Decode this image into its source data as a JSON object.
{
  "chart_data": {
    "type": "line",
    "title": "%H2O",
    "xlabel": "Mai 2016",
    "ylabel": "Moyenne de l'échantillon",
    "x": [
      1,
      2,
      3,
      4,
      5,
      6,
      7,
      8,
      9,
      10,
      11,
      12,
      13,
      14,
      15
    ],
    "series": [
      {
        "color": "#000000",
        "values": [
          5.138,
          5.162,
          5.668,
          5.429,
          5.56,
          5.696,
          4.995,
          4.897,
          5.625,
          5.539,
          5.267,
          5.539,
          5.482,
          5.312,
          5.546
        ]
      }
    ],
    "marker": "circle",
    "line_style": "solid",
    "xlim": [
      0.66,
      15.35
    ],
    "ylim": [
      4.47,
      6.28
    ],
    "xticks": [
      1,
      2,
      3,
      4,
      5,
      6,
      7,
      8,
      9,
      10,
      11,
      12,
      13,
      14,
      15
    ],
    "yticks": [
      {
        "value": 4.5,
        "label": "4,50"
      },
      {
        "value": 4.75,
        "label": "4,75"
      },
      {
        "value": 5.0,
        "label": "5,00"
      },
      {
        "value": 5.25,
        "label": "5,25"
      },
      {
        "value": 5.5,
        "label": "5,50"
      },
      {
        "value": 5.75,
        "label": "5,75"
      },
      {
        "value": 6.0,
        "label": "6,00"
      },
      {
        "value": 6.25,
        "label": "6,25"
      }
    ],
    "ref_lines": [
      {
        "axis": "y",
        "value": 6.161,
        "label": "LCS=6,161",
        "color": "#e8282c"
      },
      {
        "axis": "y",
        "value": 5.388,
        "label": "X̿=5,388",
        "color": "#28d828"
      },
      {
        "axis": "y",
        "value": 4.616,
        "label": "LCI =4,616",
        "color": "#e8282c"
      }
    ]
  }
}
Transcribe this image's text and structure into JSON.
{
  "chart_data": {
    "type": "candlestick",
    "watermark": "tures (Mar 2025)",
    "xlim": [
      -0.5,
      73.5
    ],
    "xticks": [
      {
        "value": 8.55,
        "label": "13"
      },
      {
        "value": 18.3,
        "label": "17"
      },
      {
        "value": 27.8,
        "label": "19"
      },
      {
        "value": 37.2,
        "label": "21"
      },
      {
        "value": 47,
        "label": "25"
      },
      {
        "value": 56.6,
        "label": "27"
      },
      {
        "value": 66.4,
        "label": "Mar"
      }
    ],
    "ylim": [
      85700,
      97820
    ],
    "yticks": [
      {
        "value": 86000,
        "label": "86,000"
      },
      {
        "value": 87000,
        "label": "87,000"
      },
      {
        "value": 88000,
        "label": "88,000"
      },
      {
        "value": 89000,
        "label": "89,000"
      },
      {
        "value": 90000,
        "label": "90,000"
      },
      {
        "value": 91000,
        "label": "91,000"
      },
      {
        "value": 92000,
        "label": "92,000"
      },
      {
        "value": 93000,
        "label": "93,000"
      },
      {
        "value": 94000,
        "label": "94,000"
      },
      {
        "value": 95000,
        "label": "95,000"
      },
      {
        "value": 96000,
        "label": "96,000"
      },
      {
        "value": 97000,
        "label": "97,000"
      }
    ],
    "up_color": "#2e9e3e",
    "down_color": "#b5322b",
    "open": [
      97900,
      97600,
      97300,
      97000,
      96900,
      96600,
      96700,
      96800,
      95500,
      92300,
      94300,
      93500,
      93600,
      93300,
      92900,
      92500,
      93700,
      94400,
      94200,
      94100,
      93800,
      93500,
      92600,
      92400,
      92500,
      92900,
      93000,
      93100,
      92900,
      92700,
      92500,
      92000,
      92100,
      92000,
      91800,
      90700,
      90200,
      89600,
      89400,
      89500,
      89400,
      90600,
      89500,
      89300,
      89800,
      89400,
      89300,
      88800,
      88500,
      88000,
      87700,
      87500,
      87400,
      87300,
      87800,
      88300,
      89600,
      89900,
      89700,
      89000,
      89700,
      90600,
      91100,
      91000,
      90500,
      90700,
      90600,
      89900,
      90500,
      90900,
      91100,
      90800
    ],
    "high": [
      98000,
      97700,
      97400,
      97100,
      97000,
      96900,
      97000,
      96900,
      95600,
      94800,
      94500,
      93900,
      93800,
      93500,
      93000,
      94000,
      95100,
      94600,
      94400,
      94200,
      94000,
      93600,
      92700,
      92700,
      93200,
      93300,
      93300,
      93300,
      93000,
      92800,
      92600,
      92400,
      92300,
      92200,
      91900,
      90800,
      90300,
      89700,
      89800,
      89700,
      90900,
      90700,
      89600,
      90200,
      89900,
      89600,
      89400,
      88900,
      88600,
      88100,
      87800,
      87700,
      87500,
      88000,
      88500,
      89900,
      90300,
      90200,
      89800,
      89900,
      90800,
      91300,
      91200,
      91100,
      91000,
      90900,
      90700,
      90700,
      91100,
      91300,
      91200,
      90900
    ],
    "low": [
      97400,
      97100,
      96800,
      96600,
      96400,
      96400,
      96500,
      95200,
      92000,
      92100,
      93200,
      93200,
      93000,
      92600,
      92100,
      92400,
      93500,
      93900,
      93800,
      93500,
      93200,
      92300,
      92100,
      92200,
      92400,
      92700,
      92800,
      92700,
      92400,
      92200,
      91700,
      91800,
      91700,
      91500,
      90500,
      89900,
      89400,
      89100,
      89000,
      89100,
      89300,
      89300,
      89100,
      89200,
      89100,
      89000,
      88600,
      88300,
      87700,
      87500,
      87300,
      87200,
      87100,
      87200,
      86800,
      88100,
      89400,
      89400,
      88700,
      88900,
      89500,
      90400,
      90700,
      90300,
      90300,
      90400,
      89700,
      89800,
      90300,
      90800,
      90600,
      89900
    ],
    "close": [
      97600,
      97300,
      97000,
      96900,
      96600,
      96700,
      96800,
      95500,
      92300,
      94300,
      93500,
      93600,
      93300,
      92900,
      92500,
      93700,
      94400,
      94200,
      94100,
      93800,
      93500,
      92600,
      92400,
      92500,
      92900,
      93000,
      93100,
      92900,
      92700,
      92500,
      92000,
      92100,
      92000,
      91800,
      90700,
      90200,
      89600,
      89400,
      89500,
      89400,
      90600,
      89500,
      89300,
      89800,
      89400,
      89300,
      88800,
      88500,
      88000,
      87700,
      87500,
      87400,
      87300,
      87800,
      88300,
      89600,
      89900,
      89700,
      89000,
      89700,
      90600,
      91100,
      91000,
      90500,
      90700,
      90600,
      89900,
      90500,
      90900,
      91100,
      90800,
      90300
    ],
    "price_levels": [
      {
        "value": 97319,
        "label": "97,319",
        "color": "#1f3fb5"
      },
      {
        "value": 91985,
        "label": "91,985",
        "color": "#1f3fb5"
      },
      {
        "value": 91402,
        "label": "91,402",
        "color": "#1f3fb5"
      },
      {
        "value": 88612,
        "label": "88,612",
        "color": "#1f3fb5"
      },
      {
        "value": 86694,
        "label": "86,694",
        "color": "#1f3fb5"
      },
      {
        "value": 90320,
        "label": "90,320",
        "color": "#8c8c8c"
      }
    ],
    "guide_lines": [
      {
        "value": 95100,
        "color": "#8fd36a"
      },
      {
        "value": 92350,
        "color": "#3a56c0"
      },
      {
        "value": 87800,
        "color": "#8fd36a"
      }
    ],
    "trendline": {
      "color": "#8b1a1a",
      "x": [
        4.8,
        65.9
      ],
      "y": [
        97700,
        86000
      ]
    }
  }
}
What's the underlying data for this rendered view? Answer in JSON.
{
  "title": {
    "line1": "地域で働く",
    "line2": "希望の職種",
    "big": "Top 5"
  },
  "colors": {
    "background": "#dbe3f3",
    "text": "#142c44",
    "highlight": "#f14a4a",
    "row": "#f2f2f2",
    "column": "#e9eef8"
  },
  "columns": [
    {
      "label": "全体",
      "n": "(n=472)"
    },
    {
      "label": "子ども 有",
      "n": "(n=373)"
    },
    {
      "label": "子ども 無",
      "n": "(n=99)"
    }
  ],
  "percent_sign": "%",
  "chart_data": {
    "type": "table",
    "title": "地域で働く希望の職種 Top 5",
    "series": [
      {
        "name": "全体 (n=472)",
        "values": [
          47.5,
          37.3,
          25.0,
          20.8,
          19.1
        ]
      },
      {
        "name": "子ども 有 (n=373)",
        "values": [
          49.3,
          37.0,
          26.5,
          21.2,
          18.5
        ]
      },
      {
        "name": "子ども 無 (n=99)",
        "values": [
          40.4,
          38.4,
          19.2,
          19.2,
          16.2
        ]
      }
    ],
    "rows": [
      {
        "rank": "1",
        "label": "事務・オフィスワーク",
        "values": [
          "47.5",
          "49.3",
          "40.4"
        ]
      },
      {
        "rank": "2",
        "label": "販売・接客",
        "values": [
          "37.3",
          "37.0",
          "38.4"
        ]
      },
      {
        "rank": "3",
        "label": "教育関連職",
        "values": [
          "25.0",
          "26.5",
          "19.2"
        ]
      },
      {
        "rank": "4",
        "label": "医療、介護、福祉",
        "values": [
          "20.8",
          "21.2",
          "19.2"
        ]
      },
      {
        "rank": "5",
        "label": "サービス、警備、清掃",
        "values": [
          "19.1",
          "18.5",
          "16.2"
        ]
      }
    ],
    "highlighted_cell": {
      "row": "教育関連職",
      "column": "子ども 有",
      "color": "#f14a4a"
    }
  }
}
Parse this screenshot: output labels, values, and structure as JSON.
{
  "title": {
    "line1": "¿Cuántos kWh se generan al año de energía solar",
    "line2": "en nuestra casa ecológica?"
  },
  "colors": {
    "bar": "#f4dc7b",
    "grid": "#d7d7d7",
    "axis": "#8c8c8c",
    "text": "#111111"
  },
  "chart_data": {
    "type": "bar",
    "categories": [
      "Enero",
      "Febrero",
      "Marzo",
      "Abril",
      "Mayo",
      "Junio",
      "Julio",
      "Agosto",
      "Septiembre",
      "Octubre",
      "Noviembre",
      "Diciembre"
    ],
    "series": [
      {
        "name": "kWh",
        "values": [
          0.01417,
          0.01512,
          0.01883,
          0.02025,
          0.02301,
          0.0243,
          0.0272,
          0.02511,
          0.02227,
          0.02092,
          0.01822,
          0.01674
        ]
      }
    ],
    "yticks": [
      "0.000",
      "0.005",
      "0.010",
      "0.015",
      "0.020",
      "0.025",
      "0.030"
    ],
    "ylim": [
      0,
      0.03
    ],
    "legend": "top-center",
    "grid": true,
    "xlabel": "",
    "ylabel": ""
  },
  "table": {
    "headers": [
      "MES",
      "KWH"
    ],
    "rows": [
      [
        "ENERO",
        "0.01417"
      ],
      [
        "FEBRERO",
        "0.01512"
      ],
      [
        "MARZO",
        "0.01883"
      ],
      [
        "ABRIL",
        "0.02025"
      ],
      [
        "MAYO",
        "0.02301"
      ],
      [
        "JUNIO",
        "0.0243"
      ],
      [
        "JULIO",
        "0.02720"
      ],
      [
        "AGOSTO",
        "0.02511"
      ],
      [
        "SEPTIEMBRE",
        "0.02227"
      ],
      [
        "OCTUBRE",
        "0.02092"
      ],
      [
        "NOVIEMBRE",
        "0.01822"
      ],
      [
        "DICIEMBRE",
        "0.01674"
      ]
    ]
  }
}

----------------

_Problem to solve_
Of the lines in this material, state how many hold the string "name". Write no other words.

_Reply_
4